*WHAT NEEDS TO BE DONE*:
Only the number is wanted: how many lines contain "this"?

◆ ◆ ◆

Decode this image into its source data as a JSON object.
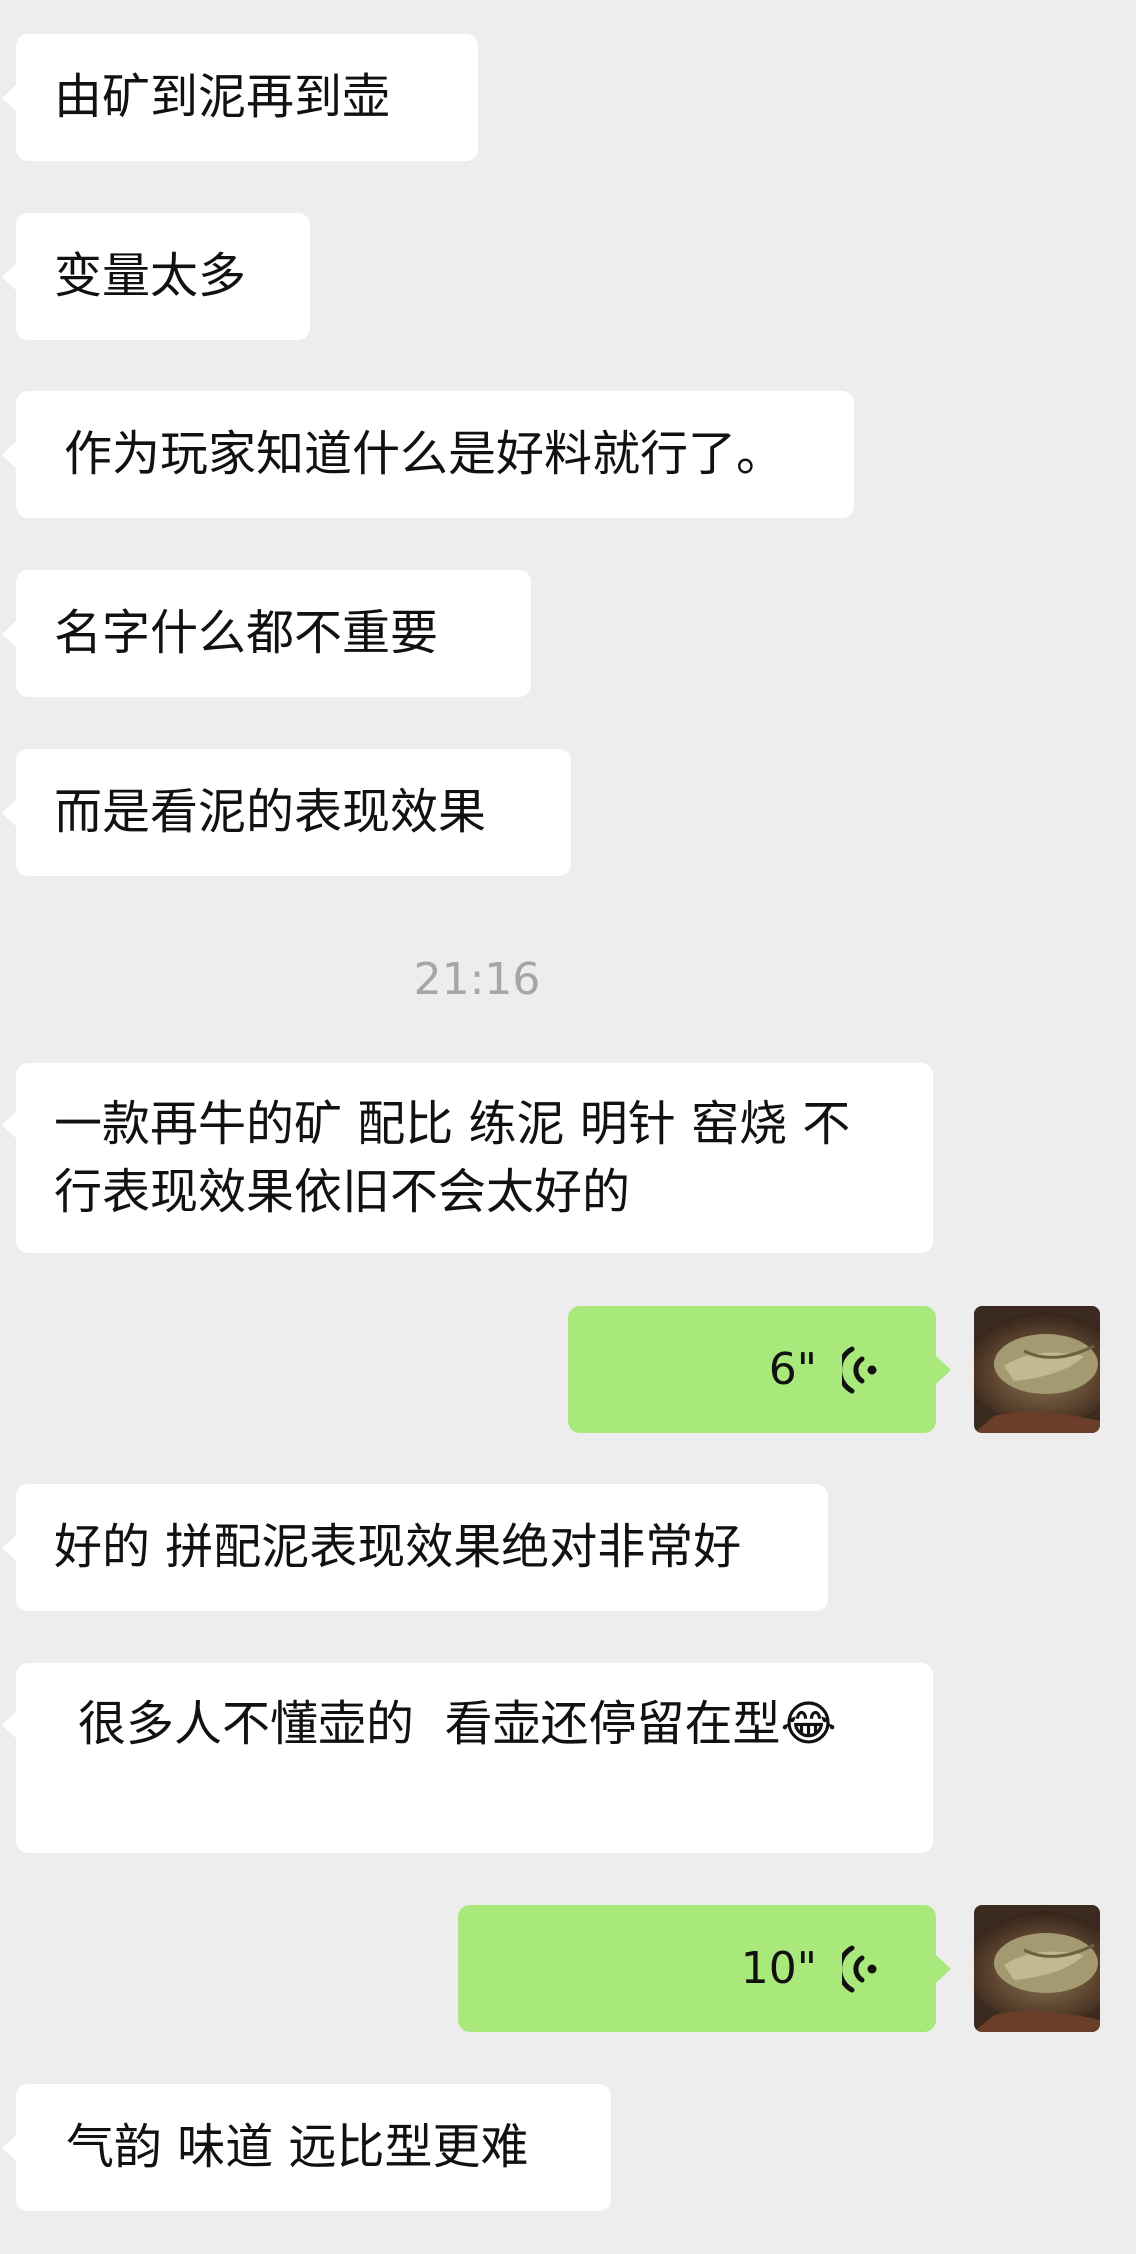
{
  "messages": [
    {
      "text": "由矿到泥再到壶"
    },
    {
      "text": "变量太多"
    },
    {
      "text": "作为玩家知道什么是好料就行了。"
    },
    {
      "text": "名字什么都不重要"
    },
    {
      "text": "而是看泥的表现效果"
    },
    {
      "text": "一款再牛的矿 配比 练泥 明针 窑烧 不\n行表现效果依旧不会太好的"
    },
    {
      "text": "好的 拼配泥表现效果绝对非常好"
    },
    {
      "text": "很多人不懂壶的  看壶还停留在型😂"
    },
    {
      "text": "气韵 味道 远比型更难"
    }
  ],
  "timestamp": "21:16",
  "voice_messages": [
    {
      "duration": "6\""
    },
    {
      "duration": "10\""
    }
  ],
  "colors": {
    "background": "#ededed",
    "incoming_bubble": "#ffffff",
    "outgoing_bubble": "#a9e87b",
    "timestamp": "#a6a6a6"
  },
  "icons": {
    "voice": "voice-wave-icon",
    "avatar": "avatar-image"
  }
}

◆ ◆ ◆

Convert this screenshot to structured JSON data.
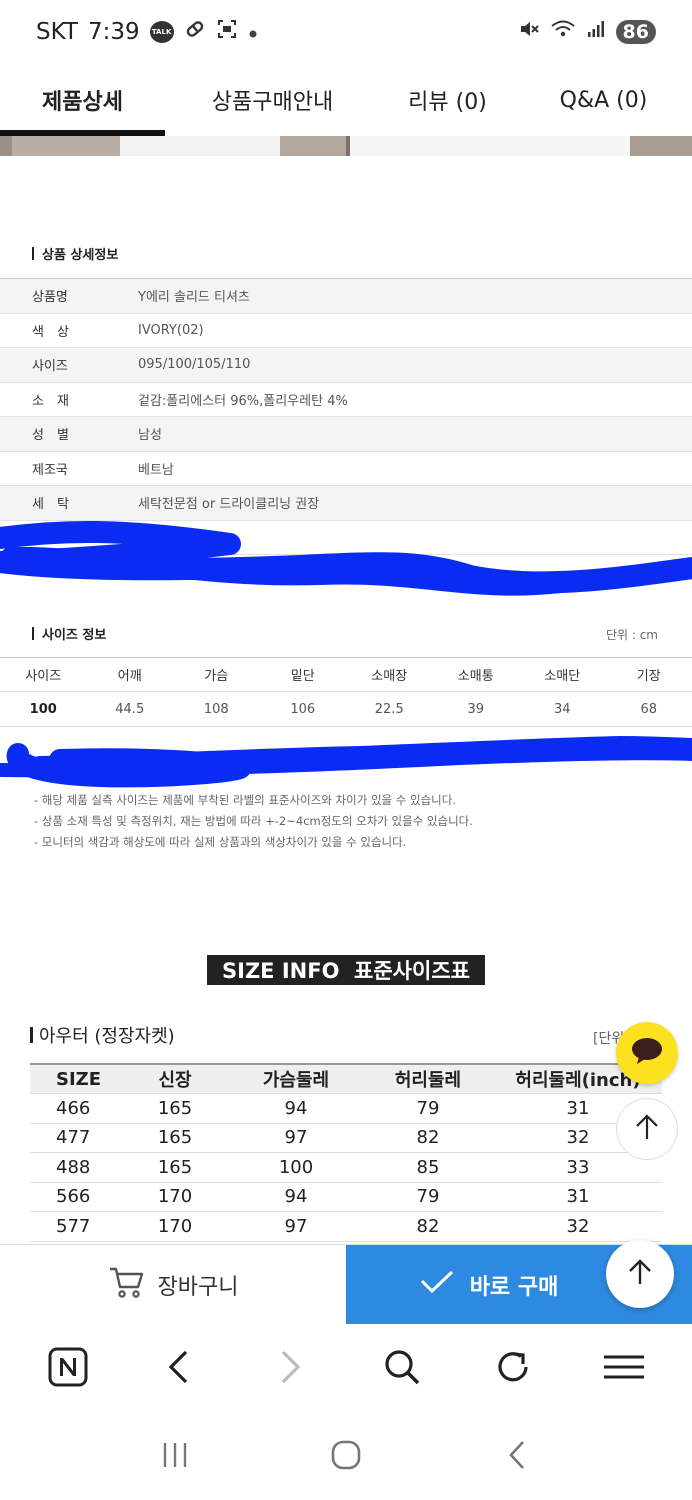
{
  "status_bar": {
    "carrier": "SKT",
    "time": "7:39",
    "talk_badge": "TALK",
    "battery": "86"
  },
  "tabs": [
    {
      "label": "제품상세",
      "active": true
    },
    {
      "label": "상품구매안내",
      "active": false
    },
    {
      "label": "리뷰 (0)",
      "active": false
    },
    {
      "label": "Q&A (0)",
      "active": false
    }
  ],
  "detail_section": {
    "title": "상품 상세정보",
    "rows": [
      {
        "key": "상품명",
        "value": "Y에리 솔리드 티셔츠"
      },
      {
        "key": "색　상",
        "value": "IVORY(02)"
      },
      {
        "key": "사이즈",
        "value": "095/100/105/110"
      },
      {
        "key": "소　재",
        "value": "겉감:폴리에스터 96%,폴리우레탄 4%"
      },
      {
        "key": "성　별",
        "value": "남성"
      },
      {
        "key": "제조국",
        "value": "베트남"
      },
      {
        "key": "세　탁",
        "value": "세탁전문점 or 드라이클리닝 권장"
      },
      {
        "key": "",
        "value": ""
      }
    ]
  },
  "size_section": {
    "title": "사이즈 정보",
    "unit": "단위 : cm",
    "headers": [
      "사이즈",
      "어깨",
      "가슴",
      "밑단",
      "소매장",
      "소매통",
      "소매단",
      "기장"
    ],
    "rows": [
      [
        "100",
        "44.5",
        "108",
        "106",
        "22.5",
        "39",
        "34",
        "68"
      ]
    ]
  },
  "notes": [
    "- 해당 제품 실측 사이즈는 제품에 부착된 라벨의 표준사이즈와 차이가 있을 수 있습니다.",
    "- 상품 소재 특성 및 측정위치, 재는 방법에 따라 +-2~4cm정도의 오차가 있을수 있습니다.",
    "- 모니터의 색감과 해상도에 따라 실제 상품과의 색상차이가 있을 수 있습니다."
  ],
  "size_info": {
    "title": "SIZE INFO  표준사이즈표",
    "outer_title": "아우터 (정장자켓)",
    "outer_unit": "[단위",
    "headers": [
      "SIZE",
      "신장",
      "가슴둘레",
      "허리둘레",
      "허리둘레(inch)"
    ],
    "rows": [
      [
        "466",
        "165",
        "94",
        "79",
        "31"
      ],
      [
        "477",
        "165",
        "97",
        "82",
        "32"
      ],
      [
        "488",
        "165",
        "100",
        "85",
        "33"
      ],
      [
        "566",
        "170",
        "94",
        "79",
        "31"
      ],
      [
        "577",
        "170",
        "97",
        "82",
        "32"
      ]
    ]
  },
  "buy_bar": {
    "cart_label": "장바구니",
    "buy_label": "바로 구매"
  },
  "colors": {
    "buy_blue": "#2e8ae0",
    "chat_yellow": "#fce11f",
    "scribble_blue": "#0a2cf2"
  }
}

◆ ◆ ◆

*RESULT*:
2